Task prompt:
Reproduce the listing below line for line, changing nothing.

Task input:
•••
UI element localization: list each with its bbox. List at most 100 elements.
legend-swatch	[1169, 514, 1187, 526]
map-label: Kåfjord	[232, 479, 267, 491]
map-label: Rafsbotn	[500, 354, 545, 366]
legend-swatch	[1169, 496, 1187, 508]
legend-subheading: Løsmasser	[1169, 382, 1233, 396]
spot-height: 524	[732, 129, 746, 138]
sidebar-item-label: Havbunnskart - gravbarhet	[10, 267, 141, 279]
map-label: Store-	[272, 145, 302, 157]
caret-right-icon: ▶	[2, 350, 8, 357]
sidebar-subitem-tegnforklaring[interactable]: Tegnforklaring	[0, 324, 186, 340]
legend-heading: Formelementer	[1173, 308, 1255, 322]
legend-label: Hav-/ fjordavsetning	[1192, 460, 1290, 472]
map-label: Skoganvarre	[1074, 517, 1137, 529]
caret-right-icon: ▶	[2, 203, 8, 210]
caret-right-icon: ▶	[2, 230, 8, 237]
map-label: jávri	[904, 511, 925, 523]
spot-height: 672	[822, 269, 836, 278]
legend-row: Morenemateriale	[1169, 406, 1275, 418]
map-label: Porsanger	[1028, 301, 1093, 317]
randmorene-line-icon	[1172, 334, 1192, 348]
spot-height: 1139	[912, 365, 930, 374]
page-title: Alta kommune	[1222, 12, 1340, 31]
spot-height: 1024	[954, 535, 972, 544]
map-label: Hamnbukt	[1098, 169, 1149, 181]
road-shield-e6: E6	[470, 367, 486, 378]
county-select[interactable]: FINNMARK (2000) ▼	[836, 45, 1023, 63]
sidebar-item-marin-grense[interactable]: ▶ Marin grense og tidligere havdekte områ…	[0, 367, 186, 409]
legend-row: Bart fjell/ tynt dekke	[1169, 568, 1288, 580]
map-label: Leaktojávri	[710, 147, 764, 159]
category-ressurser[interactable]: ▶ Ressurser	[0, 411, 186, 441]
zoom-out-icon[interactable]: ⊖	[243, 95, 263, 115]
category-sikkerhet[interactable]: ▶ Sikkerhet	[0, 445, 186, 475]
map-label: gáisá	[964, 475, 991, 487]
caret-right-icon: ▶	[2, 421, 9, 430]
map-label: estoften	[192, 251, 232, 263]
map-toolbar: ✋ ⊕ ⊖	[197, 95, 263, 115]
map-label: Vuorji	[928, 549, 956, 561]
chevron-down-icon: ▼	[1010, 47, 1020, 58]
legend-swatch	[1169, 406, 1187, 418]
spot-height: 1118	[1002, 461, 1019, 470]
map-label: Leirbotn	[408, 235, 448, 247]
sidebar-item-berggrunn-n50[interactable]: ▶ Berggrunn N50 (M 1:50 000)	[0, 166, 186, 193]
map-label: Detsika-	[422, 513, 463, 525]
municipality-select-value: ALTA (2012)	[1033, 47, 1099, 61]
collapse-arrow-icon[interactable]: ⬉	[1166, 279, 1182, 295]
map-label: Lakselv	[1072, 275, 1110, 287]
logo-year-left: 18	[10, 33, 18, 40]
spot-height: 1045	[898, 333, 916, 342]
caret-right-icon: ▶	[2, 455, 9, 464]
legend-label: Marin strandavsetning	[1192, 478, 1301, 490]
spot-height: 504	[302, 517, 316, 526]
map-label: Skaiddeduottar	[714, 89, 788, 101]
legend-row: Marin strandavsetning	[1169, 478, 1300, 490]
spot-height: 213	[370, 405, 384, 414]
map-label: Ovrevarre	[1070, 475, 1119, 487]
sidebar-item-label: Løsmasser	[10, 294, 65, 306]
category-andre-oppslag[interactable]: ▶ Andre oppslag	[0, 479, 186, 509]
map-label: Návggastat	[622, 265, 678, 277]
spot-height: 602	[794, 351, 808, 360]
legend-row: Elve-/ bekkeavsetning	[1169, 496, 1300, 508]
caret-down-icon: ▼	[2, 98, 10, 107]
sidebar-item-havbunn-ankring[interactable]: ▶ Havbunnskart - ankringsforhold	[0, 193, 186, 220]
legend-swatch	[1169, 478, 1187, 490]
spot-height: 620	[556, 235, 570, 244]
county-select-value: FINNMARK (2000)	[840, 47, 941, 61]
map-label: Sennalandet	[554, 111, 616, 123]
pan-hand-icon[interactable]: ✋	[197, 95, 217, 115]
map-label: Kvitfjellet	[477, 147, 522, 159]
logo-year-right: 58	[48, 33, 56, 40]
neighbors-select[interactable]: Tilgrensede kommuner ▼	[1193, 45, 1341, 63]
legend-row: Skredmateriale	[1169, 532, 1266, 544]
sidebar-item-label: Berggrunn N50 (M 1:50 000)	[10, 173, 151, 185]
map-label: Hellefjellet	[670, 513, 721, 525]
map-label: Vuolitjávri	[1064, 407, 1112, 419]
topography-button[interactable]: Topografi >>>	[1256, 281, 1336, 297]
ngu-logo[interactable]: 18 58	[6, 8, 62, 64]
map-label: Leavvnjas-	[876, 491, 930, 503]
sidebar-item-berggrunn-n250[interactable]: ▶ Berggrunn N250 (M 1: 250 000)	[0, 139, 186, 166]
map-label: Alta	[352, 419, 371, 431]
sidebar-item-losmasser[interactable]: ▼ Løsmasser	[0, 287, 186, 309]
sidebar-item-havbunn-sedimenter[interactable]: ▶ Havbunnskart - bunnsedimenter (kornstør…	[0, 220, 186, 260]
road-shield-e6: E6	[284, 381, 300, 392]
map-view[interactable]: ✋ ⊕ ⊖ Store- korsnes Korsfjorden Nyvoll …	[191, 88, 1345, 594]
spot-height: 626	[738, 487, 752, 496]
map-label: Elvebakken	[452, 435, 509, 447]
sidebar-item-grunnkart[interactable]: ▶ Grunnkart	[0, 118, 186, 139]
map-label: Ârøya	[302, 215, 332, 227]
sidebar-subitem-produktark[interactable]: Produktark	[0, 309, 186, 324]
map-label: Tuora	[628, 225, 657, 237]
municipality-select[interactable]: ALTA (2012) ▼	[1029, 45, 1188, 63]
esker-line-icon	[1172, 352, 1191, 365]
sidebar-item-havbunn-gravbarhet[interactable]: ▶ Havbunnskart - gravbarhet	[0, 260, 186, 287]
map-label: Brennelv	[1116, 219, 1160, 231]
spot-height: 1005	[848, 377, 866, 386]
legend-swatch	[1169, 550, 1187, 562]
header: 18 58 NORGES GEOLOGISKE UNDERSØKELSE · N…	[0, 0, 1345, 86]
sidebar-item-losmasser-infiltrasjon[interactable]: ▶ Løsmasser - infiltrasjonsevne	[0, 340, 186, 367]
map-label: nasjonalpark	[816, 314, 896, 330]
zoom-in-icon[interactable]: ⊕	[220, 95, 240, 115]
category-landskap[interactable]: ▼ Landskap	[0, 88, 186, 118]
•••
The answer:
UI element localization: list each with its bbox. List at most 100 elements.
legend-swatch	[1169, 514, 1187, 526]
map-label: Kåfjord	[232, 479, 267, 491]
map-label: Rafsbotn	[500, 354, 545, 366]
legend-swatch	[1169, 496, 1187, 508]
legend-subheading: Løsmasser	[1169, 382, 1233, 396]
spot-height: 524	[732, 129, 746, 138]
sidebar-item-label: Havbunnskart - gravbarhet	[10, 267, 141, 279]
map-label: Store-	[272, 145, 302, 157]
caret-right-icon: ▶	[2, 350, 8, 357]
sidebar-subitem-tegnforklaring[interactable]: Tegnforklaring	[0, 324, 186, 340]
legend-heading: Formelementer	[1173, 308, 1255, 322]
legend-label: Hav-/ fjordavsetning	[1192, 460, 1290, 472]
map-label: Skoganvarre	[1074, 517, 1137, 529]
caret-right-icon: ▶	[2, 203, 8, 210]
caret-right-icon: ▶	[2, 230, 8, 237]
map-label: jávri	[904, 511, 925, 523]
spot-height: 672	[822, 269, 836, 278]
legend-row: Morenemateriale	[1169, 406, 1275, 418]
map-label: Porsanger	[1028, 301, 1093, 317]
randmorene-line-icon	[1172, 334, 1192, 348]
spot-height: 1139	[912, 365, 930, 374]
page-title: Alta kommune	[1222, 12, 1340, 31]
spot-height: 1024	[954, 535, 972, 544]
map-label: Hamnbukt	[1098, 169, 1149, 181]
road-shield-e6: E6	[470, 367, 486, 378]
county-select[interactable]: FINNMARK (2000) ▼	[836, 45, 1023, 63]
sidebar-item-marin-grense[interactable]: ▶ Marin grense og tidligere havdekte områ…	[0, 367, 186, 409]
legend-row: Bart fjell/ tynt dekke	[1169, 568, 1288, 580]
map-label: Leaktojávri	[710, 147, 764, 159]
category-ressurser[interactable]: ▶ Ressurser	[0, 411, 186, 441]
zoom-out-icon[interactable]: ⊖	[243, 95, 263, 115]
category-sikkerhet[interactable]: ▶ Sikkerhet	[0, 445, 186, 475]
map-label: gáisá	[964, 475, 991, 487]
caret-right-icon: ▶	[2, 421, 9, 430]
map-label: estoften	[192, 251, 232, 263]
map-toolbar: ✋ ⊕ ⊖	[197, 95, 263, 115]
map-label: Vuorji	[928, 549, 956, 561]
chevron-down-icon: ▼	[1010, 47, 1020, 58]
legend-swatch	[1169, 406, 1187, 418]
spot-height: 1118	[1002, 461, 1019, 470]
map-label: Leirbotn	[408, 235, 448, 247]
sidebar-item-berggrunn-n50[interactable]: ▶ Berggrunn N50 (M 1:50 000)	[0, 166, 186, 193]
map-label: Detsika-	[422, 513, 463, 525]
municipality-select-value: ALTA (2012)	[1033, 47, 1099, 61]
collapse-arrow-icon[interactable]: ⬉	[1166, 279, 1182, 295]
map-label: Lakselv	[1072, 275, 1110, 287]
logo-year-left: 18	[10, 33, 18, 40]
spot-height: 1045	[898, 333, 916, 342]
caret-right-icon: ▶	[2, 455, 9, 464]
legend-label: Marin strandavsetning	[1192, 478, 1301, 490]
spot-height: 504	[302, 517, 316, 526]
map-label: Skaiddeduottar	[714, 89, 788, 101]
legend-row: Marin strandavsetning	[1169, 478, 1300, 490]
spot-height: 213	[370, 405, 384, 414]
map-label: Ovrevarre	[1070, 475, 1119, 487]
sidebar-item-label: Løsmasser	[10, 294, 65, 306]
category-andre-oppslag[interactable]: ▶ Andre oppslag	[0, 479, 186, 509]
map-label: Návggastat	[622, 265, 678, 277]
spot-height: 602	[794, 351, 808, 360]
legend-row: Elve-/ bekkeavsetning	[1169, 496, 1300, 508]
caret-down-icon: ▼	[2, 98, 10, 107]
sidebar-item-havbunn-ankring[interactable]: ▶ Havbunnskart - ankringsforhold	[0, 193, 186, 220]
legend-swatch	[1169, 478, 1187, 490]
spot-height: 620	[556, 235, 570, 244]
county-select-value: FINNMARK (2000)	[840, 47, 941, 61]
map-label: Sennalandet	[554, 111, 616, 123]
pan-hand-icon[interactable]: ✋	[197, 95, 217, 115]
map-label: Kvitfjellet	[477, 147, 522, 159]
logo-year-right: 58	[48, 33, 56, 40]
neighbors-select[interactable]: Tilgrensede kommuner ▼	[1193, 45, 1341, 63]
legend-row: Skredmateriale	[1169, 532, 1266, 544]
sidebar-item-label: Berggrunn N50 (M 1:50 000)	[10, 173, 151, 185]
map-label: Hellefjellet	[670, 513, 721, 525]
map-label: Vuolitjávri	[1064, 407, 1112, 419]
topography-button[interactable]: Topografi >>>	[1256, 281, 1336, 297]
ngu-logo[interactable]: 18 58	[6, 8, 62, 64]
map-label: Leavvnjas-	[876, 491, 930, 503]
sidebar-item-berggrunn-n250[interactable]: ▶ Berggrunn N250 (M 1: 250 000)	[0, 139, 186, 166]
map-label: Alta	[352, 419, 371, 431]
sidebar-item-losmasser[interactable]: ▼ Løsmasser	[0, 287, 186, 309]
sidebar-item-havbunn-sedimenter[interactable]: ▶ Havbunnskart - bunnsedimenter (kornstør…	[0, 220, 186, 260]
road-shield-e6: E6	[284, 381, 300, 392]
map-view[interactable]: ✋ ⊕ ⊖ Store- korsnes Korsfjorden Nyvoll …	[191, 88, 1345, 594]
spot-height: 626	[738, 487, 752, 496]
map-label: Elvebakken	[452, 435, 509, 447]
sidebar-item-grunnkart[interactable]: ▶ Grunnkart	[0, 118, 186, 139]
map-label: Ârøya	[302, 215, 332, 227]
sidebar-subitem-produktark[interactable]: Produktark	[0, 309, 186, 324]
map-label: Tuora	[628, 225, 657, 237]
municipality-select[interactable]: ALTA (2012) ▼	[1029, 45, 1188, 63]
esker-line-icon	[1172, 352, 1191, 365]
sidebar-item-havbunn-gravbarhet[interactable]: ▶ Havbunnskart - gravbarhet	[0, 260, 186, 287]
map-label: Brennelv	[1116, 219, 1160, 231]
spot-height: 1005	[848, 377, 866, 386]
legend-swatch	[1169, 550, 1187, 562]
header: 18 58 NORGES GEOLOGISKE UNDERSØKELSE · N…	[0, 0, 1345, 86]
sidebar-item-losmasser-infiltrasjon[interactable]: ▶ Løsmasser - infiltrasjonsevne	[0, 340, 186, 367]
map-label: nasjonalpark	[816, 314, 896, 330]
zoom-in-icon[interactable]: ⊕	[220, 95, 240, 115]
category-landskap[interactable]: ▼ Landskap	[0, 88, 186, 118]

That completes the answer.